- Requirements -
Give the entries again, word for word.

- Material provided -
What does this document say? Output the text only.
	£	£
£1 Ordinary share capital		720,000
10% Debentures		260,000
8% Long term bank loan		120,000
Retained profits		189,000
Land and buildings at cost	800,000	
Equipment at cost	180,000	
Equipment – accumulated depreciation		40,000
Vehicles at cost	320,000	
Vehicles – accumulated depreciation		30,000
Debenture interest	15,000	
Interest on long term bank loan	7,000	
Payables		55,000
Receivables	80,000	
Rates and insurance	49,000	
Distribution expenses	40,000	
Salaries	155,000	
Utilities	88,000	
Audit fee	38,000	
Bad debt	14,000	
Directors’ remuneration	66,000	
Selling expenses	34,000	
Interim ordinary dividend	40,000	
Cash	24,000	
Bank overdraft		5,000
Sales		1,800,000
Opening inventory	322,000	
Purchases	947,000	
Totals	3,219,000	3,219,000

- Exercise answer -
What does this document say? Output the text only.
	£	£
£1 Ordinary share capital		720,000
10% Debentures		260,000
8% Long term bank loan		120,000
Retained profits		189,000
Land and buildings at cost	800,000	
Equipment at cost	180,000	
Equipment – accumulated depreciation		40,000
Vehicles at cost	320,000	
Vehicles – accumulated depreciation		30,000
Debenture interest	15,000	
Interest on long term bank loan	7,000	
Payables		55,000
Receivables	80,000	
Rates and insurance	49,000	
Distribution expenses	40,000	
Salaries	155,000	
Utilities	88,000	
Audit fee	38,000	
Bad debt	14,000	
Directors’ remuneration	66,000	
Selling expenses	34,000	
Interim ordinary dividend	40,000	
Cash	24,000	
Bank overdraft		5,000
Sales		1,800,000
Opening inventory	322,000	
Purchases	947,000	
Totals	3,219,000	3,219,000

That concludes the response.